[Items from a figure collection]
»»

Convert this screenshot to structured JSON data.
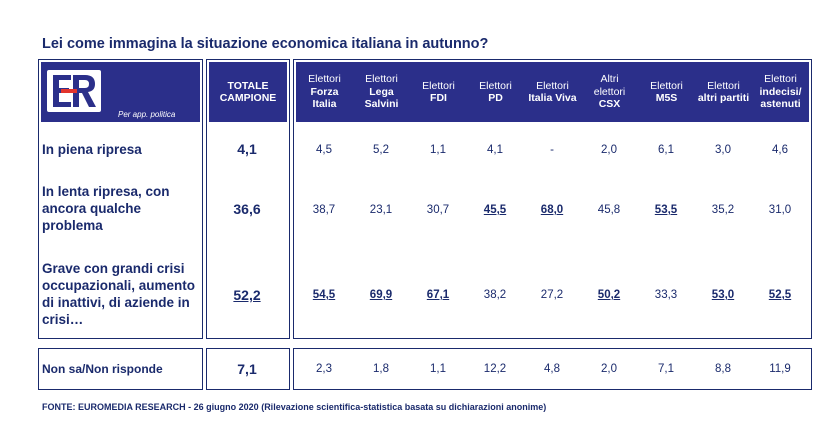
{
  "title": "Lei come immagina la situazione economica italiana in autunno?",
  "logo": {
    "letters": "ER",
    "caption": "Per app. politica"
  },
  "source": "FONTE: EUROMEDIA RESEARCH - 26 giugno 2020 (Rilevazione scientifica-statistica basata su dichiarazioni anonime)",
  "colors": {
    "navy": "#1a2a6c",
    "header": "#2b2f8a",
    "logo_red": "#e2342d"
  },
  "chart_data": {
    "type": "table",
    "total_header": [
      "TOTALE",
      "CAMPIONE"
    ],
    "columns": [
      {
        "l1": "Elettori",
        "l2": "Forza",
        "l3": "Italia"
      },
      {
        "l1": "Elettori",
        "l2": "Lega",
        "l3": "Salvini"
      },
      {
        "l1": "Elettori",
        "l2": "FDI",
        "l3": ""
      },
      {
        "l1": "Elettori",
        "l2": "PD",
        "l3": ""
      },
      {
        "l1": "Elettori",
        "l2": "Italia Viva",
        "l3": ""
      },
      {
        "l1": "Altri",
        "l2": "elettori",
        "l3": "CSX"
      },
      {
        "l1": "Elettori",
        "l2": "M5S",
        "l3": ""
      },
      {
        "l1": "Elettori",
        "l2": "altri partiti",
        "l3": ""
      },
      {
        "l1": "Elettori",
        "l2": "indecisi/",
        "l3": "astenuti"
      }
    ],
    "rows": [
      {
        "label": "In piena ripresa",
        "total": "4,1",
        "total_hl": false,
        "values": [
          "4,5",
          "5,2",
          "1,1",
          "4,1",
          "-",
          "2,0",
          "6,1",
          "3,0",
          "4,6"
        ],
        "highlight": [
          false,
          false,
          false,
          false,
          false,
          false,
          false,
          false,
          false
        ]
      },
      {
        "label": "In lenta ripresa, con ancora qualche problema",
        "total": "36,6",
        "total_hl": false,
        "values": [
          "38,7",
          "23,1",
          "30,7",
          "45,5",
          "68,0",
          "45,8",
          "53,5",
          "35,2",
          "31,0"
        ],
        "highlight": [
          false,
          false,
          false,
          true,
          true,
          false,
          true,
          false,
          false
        ]
      },
      {
        "label": "Grave con grandi crisi occupazionali, aumento di inattivi, di aziende in crisi…",
        "total": "52,2",
        "total_hl": true,
        "values": [
          "54,5",
          "69,9",
          "67,1",
          "38,2",
          "27,2",
          "50,2",
          "33,3",
          "53,0",
          "52,5"
        ],
        "highlight": [
          true,
          true,
          true,
          false,
          false,
          true,
          false,
          true,
          true
        ]
      },
      {
        "label": "Non sa/Non risponde",
        "total": "7,1",
        "total_hl": false,
        "values": [
          "2,3",
          "1,8",
          "1,1",
          "12,2",
          "4,8",
          "2,0",
          "7,1",
          "8,8",
          "11,9"
        ],
        "highlight": [
          false,
          false,
          false,
          false,
          false,
          false,
          false,
          false,
          false
        ]
      }
    ]
  }
}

««

EXERCISE BRIEF =
Print each of the records above exactly as written, leaving no picture in the copy.

CORRECT OUTPUT =
Convert this screenshot to structured JSON data.
{
  "title": "Lei come immagina la situazione economica italiana in autunno?",
  "logo": {
    "letters": "ER",
    "caption": "Per app. politica"
  },
  "source": "FONTE: EUROMEDIA RESEARCH - 26 giugno 2020 (Rilevazione scientifica-statistica basata su dichiarazioni anonime)",
  "colors": {
    "navy": "#1a2a6c",
    "header": "#2b2f8a",
    "logo_red": "#e2342d"
  },
  "chart_data": {
    "type": "table",
    "total_header": [
      "TOTALE",
      "CAMPIONE"
    ],
    "columns": [
      {
        "l1": "Elettori",
        "l2": "Forza",
        "l3": "Italia"
      },
      {
        "l1": "Elettori",
        "l2": "Lega",
        "l3": "Salvini"
      },
      {
        "l1": "Elettori",
        "l2": "FDI",
        "l3": ""
      },
      {
        "l1": "Elettori",
        "l2": "PD",
        "l3": ""
      },
      {
        "l1": "Elettori",
        "l2": "Italia Viva",
        "l3": ""
      },
      {
        "l1": "Altri",
        "l2": "elettori",
        "l3": "CSX"
      },
      {
        "l1": "Elettori",
        "l2": "M5S",
        "l3": ""
      },
      {
        "l1": "Elettori",
        "l2": "altri partiti",
        "l3": ""
      },
      {
        "l1": "Elettori",
        "l2": "indecisi/",
        "l3": "astenuti"
      }
    ],
    "rows": [
      {
        "label": "In piena ripresa",
        "total": "4,1",
        "total_hl": false,
        "values": [
          "4,5",
          "5,2",
          "1,1",
          "4,1",
          "-",
          "2,0",
          "6,1",
          "3,0",
          "4,6"
        ],
        "highlight": [
          false,
          false,
          false,
          false,
          false,
          false,
          false,
          false,
          false
        ]
      },
      {
        "label": "In lenta ripresa, con ancora qualche problema",
        "total": "36,6",
        "total_hl": false,
        "values": [
          "38,7",
          "23,1",
          "30,7",
          "45,5",
          "68,0",
          "45,8",
          "53,5",
          "35,2",
          "31,0"
        ],
        "highlight": [
          false,
          false,
          false,
          true,
          true,
          false,
          true,
          false,
          false
        ]
      },
      {
        "label": "Grave con grandi crisi occupazionali, aumento di inattivi, di aziende in crisi…",
        "total": "52,2",
        "total_hl": true,
        "values": [
          "54,5",
          "69,9",
          "67,1",
          "38,2",
          "27,2",
          "50,2",
          "33,3",
          "53,0",
          "52,5"
        ],
        "highlight": [
          true,
          true,
          true,
          false,
          false,
          true,
          false,
          true,
          true
        ]
      },
      {
        "label": "Non sa/Non risponde",
        "total": "7,1",
        "total_hl": false,
        "values": [
          "2,3",
          "1,8",
          "1,1",
          "12,2",
          "4,8",
          "2,0",
          "7,1",
          "8,8",
          "11,9"
        ],
        "highlight": [
          false,
          false,
          false,
          false,
          false,
          false,
          false,
          false,
          false
        ]
      }
    ]
  }
}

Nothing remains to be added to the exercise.